OBJECTIVE
From the listing below, extract every line containing "addEventListener".

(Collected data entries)
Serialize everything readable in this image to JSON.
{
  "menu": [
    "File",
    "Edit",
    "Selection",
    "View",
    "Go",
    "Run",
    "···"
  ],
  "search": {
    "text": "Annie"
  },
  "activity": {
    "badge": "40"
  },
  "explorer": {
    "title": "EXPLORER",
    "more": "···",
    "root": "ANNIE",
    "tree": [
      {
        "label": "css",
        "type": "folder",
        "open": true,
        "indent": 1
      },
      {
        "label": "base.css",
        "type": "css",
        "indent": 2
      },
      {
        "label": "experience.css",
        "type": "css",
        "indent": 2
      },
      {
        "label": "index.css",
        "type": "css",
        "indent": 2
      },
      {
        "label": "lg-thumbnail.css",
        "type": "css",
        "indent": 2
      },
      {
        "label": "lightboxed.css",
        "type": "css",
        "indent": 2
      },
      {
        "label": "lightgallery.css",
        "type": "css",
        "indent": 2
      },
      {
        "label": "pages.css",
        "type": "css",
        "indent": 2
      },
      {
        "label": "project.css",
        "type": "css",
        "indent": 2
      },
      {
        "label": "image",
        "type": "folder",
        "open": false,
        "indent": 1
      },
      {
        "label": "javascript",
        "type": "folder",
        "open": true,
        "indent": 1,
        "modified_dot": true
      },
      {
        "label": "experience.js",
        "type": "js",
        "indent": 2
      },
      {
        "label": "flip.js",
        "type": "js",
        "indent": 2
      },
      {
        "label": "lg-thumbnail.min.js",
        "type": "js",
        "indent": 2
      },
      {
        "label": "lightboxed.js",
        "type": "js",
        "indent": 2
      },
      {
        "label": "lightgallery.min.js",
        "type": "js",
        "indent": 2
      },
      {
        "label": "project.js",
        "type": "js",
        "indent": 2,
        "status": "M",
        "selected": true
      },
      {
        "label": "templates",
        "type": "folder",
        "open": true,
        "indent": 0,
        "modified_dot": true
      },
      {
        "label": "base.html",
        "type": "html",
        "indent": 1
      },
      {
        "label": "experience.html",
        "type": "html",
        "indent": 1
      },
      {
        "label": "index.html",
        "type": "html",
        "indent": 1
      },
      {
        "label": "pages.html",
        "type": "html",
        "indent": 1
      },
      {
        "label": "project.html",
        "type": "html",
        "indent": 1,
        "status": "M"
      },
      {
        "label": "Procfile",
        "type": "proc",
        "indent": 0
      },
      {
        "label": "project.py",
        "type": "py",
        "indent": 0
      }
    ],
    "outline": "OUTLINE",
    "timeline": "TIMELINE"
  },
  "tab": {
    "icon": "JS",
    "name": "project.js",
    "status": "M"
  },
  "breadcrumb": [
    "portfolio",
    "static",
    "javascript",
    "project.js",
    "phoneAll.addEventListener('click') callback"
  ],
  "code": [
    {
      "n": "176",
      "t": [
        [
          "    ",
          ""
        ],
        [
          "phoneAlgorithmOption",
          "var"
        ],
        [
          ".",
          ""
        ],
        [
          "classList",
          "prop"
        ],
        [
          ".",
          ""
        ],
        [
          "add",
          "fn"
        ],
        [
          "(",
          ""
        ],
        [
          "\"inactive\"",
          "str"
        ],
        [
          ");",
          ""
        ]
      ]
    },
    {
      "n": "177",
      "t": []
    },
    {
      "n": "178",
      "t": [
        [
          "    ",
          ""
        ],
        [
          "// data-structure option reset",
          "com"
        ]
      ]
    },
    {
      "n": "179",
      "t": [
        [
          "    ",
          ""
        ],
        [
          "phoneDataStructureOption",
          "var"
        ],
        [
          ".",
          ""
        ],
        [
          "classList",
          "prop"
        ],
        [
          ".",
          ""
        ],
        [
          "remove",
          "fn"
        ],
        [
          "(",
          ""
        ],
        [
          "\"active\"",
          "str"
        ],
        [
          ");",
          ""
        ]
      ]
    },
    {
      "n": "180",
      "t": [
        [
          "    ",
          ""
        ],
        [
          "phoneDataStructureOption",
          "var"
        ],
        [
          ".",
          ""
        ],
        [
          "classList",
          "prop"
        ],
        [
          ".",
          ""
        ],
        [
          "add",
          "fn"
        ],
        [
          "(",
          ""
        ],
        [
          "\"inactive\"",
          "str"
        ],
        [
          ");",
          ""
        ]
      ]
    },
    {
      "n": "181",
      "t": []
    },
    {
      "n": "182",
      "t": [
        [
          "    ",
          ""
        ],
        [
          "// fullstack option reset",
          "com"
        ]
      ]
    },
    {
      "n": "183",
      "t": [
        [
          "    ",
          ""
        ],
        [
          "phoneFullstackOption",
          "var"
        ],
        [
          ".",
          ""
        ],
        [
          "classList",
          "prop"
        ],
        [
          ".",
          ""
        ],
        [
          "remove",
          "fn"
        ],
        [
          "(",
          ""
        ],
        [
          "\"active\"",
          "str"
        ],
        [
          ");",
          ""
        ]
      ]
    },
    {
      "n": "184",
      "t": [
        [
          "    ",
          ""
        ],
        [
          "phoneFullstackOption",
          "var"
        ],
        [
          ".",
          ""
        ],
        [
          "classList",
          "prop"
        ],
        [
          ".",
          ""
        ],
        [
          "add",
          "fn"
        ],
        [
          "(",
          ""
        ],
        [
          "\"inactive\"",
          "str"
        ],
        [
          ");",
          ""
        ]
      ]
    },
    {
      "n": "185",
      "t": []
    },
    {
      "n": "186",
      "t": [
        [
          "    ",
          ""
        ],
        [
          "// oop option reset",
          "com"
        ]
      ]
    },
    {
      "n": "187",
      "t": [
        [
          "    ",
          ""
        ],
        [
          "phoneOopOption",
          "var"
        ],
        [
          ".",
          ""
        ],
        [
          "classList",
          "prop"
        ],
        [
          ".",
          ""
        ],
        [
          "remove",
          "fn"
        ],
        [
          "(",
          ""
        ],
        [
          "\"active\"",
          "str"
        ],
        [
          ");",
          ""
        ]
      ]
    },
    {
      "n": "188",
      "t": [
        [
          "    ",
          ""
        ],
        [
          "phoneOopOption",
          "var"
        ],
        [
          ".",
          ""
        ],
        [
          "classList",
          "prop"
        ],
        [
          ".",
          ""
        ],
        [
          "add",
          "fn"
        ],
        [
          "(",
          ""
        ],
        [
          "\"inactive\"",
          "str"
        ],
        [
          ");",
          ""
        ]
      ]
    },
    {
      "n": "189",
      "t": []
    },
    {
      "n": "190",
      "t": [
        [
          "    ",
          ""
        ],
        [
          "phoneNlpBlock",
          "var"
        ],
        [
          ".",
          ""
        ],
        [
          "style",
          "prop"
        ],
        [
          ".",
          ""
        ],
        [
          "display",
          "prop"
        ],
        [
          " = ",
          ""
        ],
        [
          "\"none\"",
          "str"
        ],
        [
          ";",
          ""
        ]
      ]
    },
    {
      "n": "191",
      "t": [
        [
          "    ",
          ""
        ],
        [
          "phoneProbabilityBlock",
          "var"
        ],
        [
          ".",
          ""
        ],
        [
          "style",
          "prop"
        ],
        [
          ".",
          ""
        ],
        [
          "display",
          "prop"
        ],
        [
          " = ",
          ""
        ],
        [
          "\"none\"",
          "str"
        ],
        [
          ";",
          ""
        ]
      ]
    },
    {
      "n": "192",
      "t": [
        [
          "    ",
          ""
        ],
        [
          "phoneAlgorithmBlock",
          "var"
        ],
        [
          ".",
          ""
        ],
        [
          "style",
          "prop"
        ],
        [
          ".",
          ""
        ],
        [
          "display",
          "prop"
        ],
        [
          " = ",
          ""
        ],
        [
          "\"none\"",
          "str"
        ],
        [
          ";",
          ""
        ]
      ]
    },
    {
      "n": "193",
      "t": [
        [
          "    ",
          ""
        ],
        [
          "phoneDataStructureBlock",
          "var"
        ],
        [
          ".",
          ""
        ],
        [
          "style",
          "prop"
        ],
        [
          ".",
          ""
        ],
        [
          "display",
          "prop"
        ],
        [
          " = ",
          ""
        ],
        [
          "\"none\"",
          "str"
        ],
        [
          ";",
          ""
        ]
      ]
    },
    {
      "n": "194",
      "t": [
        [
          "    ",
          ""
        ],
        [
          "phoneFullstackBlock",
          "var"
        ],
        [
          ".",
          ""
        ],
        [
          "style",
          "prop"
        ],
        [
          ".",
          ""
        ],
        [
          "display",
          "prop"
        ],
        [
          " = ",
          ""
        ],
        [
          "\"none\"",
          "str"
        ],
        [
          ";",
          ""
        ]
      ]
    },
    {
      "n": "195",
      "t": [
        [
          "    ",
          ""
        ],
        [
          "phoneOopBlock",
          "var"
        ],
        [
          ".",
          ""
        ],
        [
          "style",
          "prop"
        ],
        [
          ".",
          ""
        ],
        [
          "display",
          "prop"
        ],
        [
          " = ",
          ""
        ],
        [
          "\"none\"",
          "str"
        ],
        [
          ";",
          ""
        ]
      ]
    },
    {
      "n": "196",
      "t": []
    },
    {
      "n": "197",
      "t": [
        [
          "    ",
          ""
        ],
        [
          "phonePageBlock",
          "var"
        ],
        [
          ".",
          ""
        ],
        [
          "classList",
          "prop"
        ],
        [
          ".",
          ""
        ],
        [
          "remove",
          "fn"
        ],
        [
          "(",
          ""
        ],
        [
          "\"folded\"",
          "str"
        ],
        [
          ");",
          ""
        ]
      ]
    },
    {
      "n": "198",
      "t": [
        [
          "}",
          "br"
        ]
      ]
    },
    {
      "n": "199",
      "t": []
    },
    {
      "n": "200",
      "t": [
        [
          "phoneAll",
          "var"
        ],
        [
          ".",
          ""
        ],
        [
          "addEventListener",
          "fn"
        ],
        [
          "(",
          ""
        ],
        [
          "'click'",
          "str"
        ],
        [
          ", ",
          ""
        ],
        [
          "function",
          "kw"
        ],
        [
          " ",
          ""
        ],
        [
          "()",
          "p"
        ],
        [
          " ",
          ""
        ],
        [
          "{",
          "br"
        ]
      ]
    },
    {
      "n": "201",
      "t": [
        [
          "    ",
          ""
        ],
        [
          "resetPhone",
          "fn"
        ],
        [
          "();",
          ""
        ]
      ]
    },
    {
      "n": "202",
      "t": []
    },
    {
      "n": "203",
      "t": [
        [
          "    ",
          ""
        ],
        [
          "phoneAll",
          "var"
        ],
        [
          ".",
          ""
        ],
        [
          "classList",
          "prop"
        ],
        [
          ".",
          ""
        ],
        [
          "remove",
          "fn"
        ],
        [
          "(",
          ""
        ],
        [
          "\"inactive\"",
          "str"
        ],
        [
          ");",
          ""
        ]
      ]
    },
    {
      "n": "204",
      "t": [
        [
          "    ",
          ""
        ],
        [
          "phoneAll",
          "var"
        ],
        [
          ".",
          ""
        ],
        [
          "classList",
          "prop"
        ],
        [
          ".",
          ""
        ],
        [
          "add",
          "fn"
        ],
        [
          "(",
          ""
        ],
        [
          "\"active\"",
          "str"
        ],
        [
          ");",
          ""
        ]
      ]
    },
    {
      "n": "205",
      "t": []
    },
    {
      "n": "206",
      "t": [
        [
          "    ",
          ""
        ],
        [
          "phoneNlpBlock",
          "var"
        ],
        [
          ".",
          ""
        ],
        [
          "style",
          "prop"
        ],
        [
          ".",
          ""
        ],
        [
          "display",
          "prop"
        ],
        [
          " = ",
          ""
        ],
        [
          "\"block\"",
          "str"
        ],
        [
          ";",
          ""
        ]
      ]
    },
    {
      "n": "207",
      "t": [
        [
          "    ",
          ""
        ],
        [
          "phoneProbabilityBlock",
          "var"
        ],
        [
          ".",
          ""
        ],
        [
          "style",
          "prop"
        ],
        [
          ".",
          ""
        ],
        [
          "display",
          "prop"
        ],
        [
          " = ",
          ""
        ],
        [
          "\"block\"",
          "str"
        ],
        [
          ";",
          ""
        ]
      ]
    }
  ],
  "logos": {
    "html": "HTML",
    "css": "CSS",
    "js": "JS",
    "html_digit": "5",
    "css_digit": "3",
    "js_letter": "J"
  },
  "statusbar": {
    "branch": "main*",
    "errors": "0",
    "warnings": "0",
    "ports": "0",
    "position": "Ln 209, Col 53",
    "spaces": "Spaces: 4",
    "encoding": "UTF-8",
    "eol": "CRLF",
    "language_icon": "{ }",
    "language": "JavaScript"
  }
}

RESPONSE FOR THIS EXERCISE
    "phoneAll.addEventListener('click') callback"
          "addEventListener",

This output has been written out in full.